:: RECORDS FOR THIS TASK ::
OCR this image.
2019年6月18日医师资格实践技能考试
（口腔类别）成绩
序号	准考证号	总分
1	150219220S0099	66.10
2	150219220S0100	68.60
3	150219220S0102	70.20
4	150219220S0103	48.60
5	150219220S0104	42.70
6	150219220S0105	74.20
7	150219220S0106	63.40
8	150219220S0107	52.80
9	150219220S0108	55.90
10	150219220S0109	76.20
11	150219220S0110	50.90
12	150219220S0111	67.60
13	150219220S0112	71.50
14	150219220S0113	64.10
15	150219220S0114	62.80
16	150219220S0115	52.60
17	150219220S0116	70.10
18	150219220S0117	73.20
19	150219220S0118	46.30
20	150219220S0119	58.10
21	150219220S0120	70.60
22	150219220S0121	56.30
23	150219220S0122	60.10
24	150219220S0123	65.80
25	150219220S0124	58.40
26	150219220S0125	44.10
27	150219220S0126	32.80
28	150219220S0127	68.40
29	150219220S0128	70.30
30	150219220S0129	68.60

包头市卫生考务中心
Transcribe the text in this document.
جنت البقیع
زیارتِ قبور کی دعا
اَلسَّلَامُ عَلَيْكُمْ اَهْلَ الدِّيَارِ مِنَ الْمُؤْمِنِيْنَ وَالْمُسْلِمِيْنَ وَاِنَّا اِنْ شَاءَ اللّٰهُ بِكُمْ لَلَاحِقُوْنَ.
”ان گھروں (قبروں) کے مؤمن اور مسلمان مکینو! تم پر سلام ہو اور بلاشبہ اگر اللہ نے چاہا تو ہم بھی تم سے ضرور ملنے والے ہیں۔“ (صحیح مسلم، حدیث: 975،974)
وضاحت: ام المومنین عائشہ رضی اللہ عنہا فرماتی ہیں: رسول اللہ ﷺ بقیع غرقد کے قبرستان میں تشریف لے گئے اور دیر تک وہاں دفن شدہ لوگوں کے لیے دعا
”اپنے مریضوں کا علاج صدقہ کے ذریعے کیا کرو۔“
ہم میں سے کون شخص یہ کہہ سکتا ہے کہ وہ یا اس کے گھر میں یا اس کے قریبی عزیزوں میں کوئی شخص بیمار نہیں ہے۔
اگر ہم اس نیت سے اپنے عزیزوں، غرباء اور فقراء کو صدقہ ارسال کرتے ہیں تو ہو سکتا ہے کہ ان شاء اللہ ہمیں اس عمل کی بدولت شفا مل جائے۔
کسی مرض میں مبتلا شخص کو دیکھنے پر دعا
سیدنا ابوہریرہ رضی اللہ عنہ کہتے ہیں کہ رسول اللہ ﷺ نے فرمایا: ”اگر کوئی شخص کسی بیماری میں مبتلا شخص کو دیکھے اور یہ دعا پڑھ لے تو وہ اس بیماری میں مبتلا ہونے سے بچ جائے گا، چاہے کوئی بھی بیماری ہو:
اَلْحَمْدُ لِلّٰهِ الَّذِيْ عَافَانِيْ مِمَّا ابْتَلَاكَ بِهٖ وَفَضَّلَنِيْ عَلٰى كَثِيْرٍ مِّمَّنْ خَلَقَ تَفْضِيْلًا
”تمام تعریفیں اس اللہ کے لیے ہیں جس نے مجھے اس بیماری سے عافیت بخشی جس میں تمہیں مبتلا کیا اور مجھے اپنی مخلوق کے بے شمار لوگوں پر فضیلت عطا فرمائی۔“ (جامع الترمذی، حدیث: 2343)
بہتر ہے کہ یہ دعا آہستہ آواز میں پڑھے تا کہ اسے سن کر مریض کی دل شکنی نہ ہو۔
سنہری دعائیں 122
:::
Copy each line above that contains the string "سکتا".

ہم میں سے کون شخص یہ کہہ سکتا ہے کہ وہ یا اس کے گھر میں یا اس کے قریبی عزیزوں میں کوئی شخص بیمار نہیں ہے۔
اگر ہم اس نیت سے اپنے عزیزوں، غرباء اور فقراء کو صدقہ ارسال کرتے ہیں تو ہو سکتا ہے کہ ان شاء اللہ ہمیں اس عمل کی بدولت شفا مل جائے۔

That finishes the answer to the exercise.